[Data items]
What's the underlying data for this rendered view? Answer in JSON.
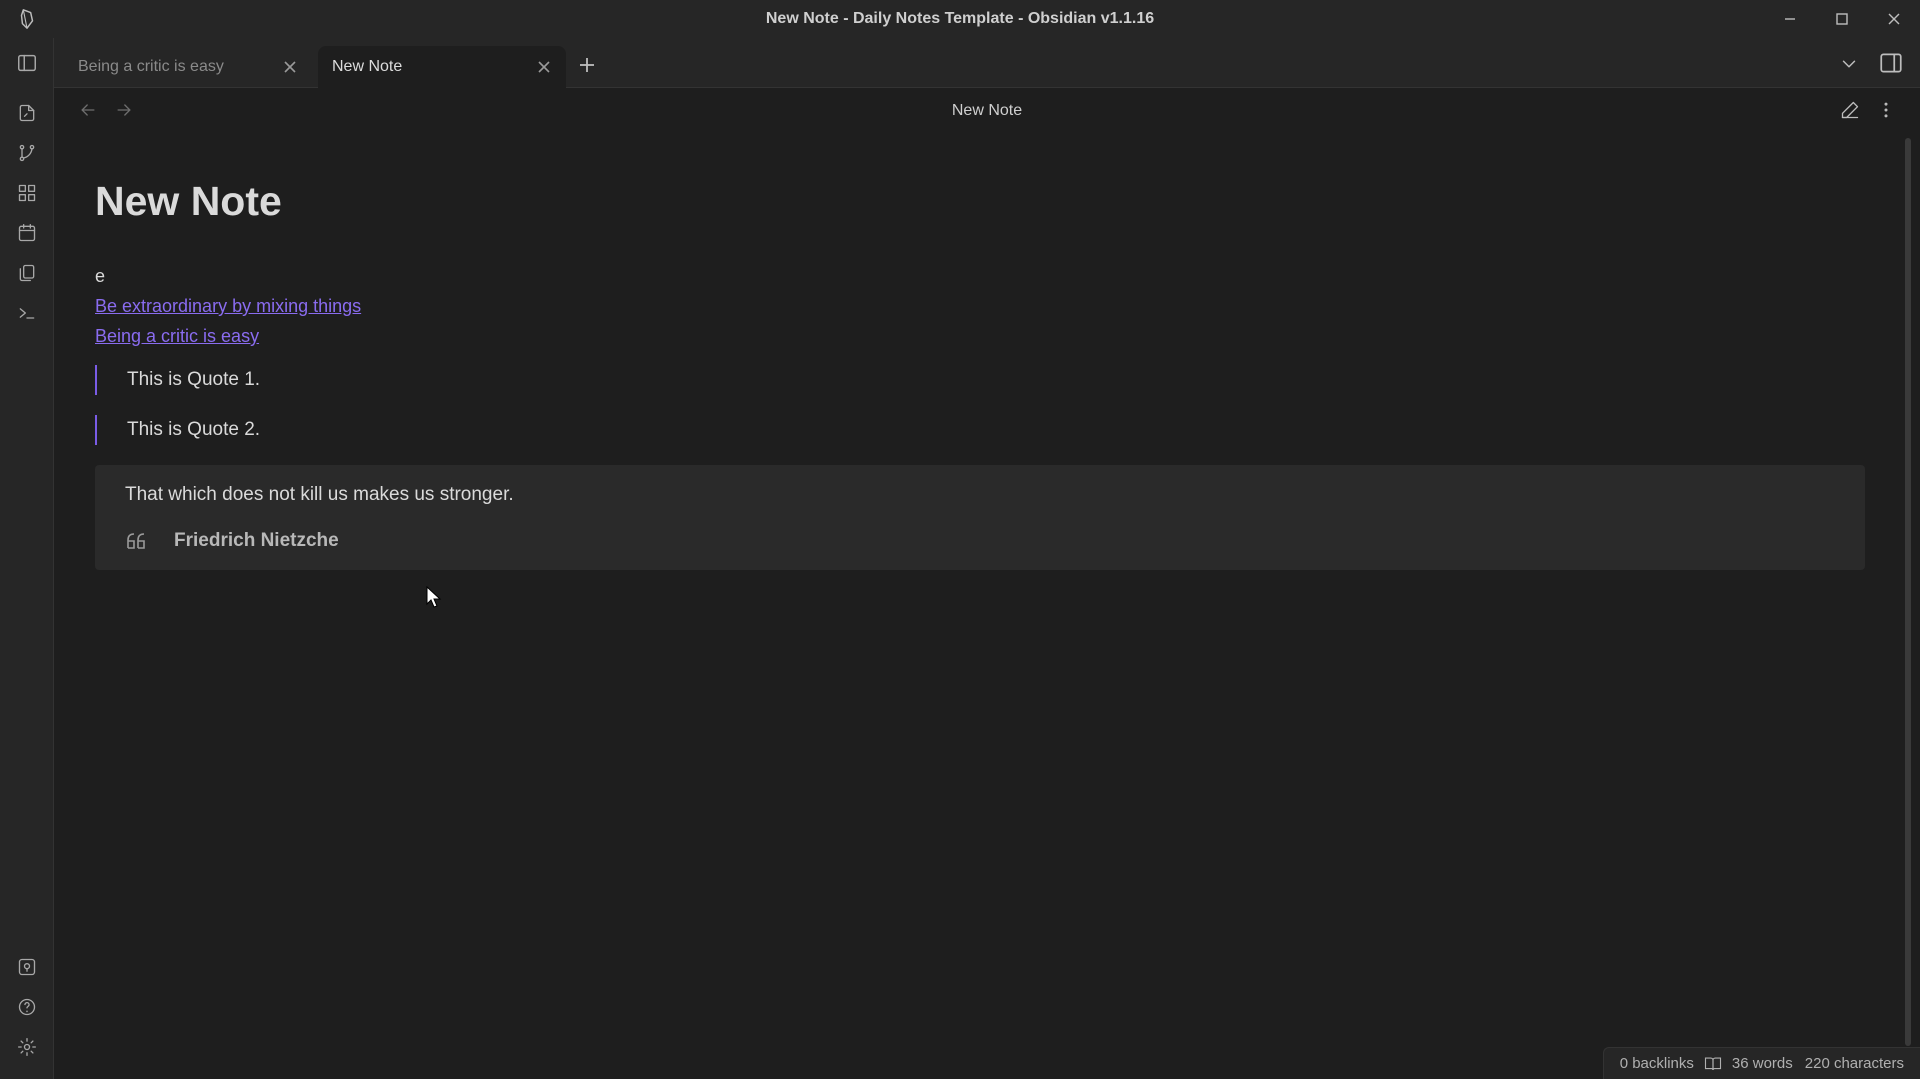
{
  "window": {
    "title": "New Note - Daily Notes Template - Obsidian v1.1.16"
  },
  "tabs": [
    {
      "label": "Being a critic is easy",
      "active": false
    },
    {
      "label": "New Note",
      "active": true
    }
  ],
  "view_header": {
    "title": "New Note"
  },
  "note": {
    "title": "New Note",
    "paragraph": "e",
    "links": [
      "Be extraordinary by mixing things",
      "Being a critic is easy"
    ],
    "blockquotes": [
      "This is Quote 1.",
      "This is Quote 2."
    ],
    "quote_callout": {
      "text": "That which does not kill us makes us stronger.",
      "author": "Friedrich Nietzche"
    }
  },
  "status_bar": {
    "backlinks": "0 backlinks",
    "words": "36 words",
    "characters": "220 characters"
  },
  "colors": {
    "accent": "#8a6cf0",
    "background": "#1e1e1e",
    "panel": "#262626"
  },
  "ribbon_icons": [
    "open-quick-switcher-icon",
    "graph-view-icon",
    "canvas-icon",
    "daily-note-calendar-icon",
    "templates-icon",
    "command-palette-icon",
    "vault-switcher-icon",
    "help-icon",
    "settings-icon"
  ]
}
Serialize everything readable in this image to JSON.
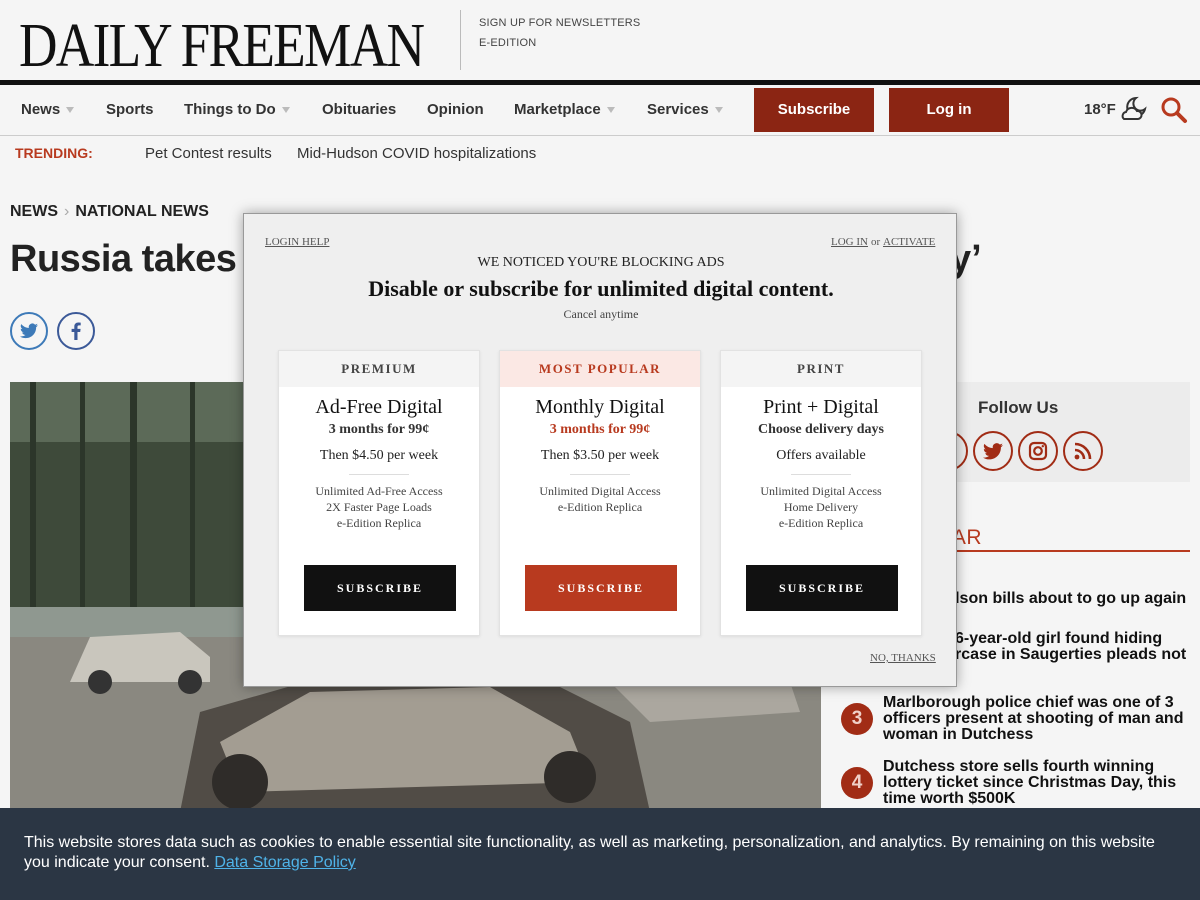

_Task instructions_: Give the number of lines above in which the word "title" occurs, with nothing else.

_Reply_: 3